** BEGIN Dataset records **
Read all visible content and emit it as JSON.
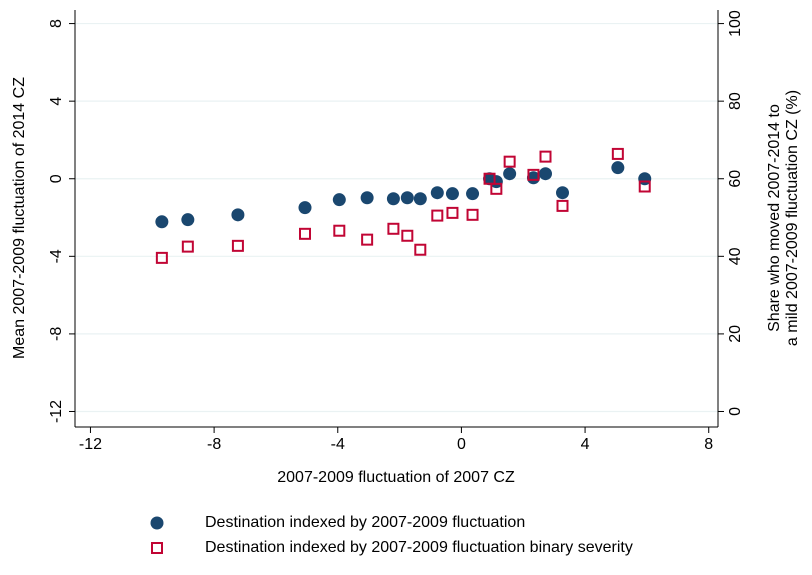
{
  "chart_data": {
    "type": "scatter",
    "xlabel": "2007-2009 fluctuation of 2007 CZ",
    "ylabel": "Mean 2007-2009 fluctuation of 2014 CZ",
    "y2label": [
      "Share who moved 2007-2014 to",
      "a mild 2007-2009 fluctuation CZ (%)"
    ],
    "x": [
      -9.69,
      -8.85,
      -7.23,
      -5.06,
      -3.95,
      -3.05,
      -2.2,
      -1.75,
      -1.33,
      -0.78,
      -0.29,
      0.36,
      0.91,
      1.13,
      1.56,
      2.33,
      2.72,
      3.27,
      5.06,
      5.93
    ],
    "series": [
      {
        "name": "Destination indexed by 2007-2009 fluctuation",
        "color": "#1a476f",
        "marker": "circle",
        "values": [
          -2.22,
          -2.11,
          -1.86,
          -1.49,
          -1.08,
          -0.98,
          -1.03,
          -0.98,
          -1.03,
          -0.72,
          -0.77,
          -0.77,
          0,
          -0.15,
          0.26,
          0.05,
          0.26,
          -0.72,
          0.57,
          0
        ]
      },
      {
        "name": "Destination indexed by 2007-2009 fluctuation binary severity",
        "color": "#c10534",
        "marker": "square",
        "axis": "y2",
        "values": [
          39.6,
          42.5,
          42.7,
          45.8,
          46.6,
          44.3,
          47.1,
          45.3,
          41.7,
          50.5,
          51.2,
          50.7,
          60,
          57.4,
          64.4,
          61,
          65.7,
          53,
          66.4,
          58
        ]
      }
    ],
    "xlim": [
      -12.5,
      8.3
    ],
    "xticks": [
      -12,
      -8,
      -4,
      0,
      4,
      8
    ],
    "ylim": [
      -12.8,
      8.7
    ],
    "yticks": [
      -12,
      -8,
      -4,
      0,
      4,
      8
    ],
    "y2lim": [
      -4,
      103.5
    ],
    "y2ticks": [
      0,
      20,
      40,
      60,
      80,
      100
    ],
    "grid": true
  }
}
** END Dataset records **
** BEGIN Dataset records **
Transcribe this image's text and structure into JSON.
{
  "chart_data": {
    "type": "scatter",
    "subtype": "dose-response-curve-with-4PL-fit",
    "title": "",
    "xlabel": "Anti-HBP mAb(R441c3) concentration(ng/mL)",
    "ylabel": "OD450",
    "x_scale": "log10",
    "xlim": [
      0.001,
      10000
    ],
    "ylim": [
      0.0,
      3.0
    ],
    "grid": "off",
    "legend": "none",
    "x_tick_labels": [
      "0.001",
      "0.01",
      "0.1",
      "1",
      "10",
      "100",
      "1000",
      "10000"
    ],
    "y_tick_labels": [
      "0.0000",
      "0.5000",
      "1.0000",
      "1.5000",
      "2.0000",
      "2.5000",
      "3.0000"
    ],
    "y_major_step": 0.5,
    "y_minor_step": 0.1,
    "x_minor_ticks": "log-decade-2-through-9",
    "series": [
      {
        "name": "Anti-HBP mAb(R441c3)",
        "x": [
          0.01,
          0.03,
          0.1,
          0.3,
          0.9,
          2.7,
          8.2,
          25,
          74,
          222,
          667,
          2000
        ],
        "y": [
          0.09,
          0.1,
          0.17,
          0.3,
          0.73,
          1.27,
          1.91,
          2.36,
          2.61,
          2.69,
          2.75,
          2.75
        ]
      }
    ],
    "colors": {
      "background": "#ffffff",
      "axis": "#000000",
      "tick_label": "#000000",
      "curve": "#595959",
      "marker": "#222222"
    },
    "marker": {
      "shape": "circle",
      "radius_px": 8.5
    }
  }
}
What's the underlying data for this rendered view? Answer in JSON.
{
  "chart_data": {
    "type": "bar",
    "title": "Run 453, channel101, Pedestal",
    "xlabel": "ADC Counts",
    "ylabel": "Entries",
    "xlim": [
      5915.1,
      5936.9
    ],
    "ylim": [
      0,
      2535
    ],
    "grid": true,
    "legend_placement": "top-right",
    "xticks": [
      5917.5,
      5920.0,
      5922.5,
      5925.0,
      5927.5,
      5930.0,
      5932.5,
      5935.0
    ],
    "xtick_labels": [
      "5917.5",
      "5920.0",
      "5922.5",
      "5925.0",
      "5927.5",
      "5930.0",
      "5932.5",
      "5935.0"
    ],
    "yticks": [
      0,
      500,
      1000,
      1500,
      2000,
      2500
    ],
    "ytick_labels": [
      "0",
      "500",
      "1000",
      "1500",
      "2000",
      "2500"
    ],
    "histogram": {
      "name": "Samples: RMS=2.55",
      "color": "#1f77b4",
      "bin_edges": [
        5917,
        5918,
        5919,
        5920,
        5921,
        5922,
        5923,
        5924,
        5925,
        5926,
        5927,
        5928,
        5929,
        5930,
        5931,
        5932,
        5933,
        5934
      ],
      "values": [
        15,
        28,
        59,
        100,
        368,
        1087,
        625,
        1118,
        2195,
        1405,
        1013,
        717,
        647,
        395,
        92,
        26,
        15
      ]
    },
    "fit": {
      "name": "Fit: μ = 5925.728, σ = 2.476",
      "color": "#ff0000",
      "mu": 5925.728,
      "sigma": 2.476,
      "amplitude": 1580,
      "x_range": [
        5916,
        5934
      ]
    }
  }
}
** END Dataset records **
Your goal: From the records above, copy every line that holds the word "this".

Expected answer:
Transcribe this image's text and structure into JSON.
What's the underlying data for this rendered view? Answer in JSON.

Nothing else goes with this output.